Track down the lines that contain "observations" and copy them.

#### Entries

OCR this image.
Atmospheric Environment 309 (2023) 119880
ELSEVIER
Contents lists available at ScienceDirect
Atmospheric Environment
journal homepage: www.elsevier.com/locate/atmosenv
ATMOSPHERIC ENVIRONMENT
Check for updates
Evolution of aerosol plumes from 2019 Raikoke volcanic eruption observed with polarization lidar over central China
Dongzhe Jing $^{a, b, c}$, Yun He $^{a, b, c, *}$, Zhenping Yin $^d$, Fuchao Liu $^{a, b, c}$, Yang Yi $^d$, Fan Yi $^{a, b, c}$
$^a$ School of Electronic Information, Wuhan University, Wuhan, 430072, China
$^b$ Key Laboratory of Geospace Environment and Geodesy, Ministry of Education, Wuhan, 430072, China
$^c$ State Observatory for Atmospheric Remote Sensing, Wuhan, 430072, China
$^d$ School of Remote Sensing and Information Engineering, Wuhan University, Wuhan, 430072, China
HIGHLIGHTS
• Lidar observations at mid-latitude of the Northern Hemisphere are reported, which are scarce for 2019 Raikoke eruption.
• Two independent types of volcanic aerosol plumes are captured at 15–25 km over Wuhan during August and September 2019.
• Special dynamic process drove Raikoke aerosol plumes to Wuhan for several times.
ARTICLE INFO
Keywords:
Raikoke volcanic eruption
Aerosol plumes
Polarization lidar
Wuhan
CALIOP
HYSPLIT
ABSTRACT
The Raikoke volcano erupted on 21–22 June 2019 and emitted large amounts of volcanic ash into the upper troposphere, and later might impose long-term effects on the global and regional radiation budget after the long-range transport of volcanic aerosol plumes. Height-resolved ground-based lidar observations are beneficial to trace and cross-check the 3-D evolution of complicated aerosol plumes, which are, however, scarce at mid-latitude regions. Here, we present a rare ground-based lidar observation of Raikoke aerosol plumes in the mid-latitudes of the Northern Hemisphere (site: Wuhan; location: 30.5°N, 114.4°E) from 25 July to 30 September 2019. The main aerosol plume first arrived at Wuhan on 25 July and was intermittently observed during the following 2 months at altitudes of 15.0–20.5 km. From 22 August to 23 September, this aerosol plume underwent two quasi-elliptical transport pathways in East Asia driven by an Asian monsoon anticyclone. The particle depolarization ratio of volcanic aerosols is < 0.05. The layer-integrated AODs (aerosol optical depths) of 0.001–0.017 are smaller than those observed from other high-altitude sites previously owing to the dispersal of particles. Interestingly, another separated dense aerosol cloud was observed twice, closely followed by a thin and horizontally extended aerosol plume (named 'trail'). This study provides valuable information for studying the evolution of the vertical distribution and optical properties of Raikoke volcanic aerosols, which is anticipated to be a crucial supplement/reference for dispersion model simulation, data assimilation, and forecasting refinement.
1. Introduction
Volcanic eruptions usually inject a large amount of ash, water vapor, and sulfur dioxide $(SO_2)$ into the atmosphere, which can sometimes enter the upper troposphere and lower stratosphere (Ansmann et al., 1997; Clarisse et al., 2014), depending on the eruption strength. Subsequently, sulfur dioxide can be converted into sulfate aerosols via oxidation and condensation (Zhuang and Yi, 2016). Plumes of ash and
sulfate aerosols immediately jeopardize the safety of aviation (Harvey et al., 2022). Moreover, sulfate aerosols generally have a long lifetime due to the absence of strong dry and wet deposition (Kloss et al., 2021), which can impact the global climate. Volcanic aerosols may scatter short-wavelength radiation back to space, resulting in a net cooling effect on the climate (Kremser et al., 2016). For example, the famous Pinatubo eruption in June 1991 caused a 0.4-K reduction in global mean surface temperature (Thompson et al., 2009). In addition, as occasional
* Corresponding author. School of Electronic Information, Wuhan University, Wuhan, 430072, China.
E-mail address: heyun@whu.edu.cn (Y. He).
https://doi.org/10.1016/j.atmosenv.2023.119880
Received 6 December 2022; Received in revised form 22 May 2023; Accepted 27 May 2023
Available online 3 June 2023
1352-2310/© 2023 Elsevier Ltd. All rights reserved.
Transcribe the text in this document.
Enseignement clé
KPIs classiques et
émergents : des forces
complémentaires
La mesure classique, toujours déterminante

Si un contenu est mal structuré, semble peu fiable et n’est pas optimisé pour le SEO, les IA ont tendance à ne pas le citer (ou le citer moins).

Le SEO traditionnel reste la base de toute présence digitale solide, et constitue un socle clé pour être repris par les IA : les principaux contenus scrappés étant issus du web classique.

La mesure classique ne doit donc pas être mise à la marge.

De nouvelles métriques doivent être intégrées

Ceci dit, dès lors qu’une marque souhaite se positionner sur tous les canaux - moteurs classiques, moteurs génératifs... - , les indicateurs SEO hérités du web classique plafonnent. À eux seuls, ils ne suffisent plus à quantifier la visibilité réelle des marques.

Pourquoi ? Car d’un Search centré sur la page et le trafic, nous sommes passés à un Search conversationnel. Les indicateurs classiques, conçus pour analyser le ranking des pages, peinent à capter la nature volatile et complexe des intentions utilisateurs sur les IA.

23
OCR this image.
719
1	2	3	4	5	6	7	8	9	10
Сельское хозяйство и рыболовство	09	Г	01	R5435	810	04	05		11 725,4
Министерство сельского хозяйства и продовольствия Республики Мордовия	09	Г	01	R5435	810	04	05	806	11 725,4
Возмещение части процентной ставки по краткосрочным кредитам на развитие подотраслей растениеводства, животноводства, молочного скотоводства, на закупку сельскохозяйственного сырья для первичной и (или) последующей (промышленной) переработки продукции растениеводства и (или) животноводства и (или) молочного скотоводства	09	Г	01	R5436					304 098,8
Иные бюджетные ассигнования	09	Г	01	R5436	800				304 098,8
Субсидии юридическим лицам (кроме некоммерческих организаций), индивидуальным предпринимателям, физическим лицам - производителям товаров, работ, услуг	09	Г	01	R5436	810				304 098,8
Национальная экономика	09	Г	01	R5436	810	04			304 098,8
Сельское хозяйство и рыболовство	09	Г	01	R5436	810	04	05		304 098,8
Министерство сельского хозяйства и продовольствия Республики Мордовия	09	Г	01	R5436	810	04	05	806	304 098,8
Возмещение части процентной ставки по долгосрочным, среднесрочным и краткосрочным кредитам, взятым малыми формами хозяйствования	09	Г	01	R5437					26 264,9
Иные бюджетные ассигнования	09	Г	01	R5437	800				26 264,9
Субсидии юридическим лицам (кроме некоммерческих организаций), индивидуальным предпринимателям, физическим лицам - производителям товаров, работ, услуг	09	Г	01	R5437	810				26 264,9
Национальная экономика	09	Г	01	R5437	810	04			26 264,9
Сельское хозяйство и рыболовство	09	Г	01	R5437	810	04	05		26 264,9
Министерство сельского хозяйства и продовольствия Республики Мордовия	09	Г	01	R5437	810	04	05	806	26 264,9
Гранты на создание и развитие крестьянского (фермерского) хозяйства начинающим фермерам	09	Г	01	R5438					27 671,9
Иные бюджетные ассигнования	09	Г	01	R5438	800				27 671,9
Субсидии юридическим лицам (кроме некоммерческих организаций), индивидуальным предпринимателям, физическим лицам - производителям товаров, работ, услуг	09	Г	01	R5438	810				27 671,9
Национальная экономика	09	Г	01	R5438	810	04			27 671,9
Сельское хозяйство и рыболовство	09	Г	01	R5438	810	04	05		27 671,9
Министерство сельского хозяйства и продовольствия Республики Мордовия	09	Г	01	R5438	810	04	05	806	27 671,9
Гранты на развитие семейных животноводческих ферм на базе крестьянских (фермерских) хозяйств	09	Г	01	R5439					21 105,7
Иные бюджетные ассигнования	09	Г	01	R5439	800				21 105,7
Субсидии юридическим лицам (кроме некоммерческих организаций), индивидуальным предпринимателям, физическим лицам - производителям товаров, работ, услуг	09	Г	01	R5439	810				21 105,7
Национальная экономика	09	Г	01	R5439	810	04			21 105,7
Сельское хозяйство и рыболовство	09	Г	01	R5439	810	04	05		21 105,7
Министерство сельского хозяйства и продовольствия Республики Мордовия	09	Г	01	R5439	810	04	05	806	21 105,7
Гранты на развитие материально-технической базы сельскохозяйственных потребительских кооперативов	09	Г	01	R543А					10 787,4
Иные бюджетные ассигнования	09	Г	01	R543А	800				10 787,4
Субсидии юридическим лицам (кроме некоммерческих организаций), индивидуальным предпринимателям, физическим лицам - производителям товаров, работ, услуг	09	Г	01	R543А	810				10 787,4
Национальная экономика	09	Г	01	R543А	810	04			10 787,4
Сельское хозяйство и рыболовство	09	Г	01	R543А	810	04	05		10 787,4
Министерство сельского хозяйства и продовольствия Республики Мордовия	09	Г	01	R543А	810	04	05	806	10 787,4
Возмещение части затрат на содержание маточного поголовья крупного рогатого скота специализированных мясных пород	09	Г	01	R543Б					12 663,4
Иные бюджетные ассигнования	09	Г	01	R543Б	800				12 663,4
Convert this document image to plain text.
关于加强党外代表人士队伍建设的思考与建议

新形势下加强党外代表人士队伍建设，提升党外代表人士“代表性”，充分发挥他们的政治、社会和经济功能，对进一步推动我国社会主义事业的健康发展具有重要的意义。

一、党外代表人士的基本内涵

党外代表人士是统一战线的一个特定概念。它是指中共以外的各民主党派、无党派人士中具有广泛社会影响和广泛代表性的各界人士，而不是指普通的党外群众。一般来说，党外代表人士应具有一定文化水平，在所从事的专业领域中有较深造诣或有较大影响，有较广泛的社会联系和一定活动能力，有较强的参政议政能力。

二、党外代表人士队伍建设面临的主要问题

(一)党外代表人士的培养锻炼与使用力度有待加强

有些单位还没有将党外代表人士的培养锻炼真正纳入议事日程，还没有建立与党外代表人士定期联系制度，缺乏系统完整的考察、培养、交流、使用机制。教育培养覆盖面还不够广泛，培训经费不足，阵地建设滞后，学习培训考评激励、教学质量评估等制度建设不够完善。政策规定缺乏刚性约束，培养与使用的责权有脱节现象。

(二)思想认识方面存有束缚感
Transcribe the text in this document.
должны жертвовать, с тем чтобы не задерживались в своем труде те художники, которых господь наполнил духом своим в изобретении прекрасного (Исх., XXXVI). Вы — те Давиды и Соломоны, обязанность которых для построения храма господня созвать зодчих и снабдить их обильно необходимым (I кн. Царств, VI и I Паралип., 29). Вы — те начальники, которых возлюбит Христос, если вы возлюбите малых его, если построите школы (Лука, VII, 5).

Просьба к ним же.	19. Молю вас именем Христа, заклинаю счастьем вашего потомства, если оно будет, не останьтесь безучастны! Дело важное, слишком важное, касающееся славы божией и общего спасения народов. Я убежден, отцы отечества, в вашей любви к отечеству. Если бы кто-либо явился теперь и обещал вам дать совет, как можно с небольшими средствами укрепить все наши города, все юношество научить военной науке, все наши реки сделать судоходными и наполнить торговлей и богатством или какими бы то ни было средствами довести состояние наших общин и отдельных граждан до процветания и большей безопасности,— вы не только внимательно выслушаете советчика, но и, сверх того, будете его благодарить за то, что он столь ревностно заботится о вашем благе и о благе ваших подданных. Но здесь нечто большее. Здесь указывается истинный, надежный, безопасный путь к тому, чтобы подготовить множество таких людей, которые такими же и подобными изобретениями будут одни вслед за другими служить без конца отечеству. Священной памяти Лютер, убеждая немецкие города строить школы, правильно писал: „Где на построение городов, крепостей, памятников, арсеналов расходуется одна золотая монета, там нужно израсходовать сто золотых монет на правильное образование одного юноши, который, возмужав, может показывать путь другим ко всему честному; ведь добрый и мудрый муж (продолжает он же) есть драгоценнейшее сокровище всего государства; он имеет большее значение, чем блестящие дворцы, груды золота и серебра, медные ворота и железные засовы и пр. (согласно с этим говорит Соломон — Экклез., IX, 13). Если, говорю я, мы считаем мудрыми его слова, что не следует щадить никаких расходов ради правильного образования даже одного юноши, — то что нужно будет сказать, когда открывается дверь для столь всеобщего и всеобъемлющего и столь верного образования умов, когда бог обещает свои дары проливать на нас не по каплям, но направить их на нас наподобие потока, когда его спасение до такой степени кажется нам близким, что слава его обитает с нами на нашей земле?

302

########

**Solved problem**
• Lidar observations at mid-latitude of the Northern Hemisphere are reported, which are scarce for 2019 Raikoke eruption.
The Raikoke volcano erupted on 21–22 June 2019 and emitted large amounts of volcanic ash into the upper troposphere, and later might impose long-term effects on the global and regional radiation budget after the long-range transport of volcanic aerosol plumes. Height-resolved ground-based lidar observations are beneficial to trace and cross-check the 3-D evolution of complicated aerosol plumes, which are, however, scarce at mid-latitude regions. Here, we present a rare ground-based lidar observation of Raikoke aerosol plumes in the mid-latitudes of the Northern Hemisphere (site: Wuhan; location: 30.5°N, 114.4°E) from 25 July to 30 September 2019. The main aerosol plume first arrived at Wuhan on 25 July and was intermittently observed during the following 2 months at altitudes of 15.0–20.5 km. From 22 August to 23 September, this aerosol plume underwent two quasi-elliptical transport pathways in East Asia driven by an Asian monsoon anticyclone. The particle depolarization ratio of volcanic aerosols is < 0.05. The layer-integrated AODs (aerosol optical depths) of 0.001–0.017 are smaller than those observed from other high-altitude sites previously owing to the dispersal of particles. Interestingly, another separated dense aerosol cloud was observed twice, closely followed by a thin and horizontally extended aerosol plume (named 'trail'). This study provides valuable information for studying the evolution of the vertical distribution and optical properties of Raikoke volcanic aerosols, which is anticipated to be a crucial supplement/reference for dispersion model simulation, data assimilation, and forecasting refinement.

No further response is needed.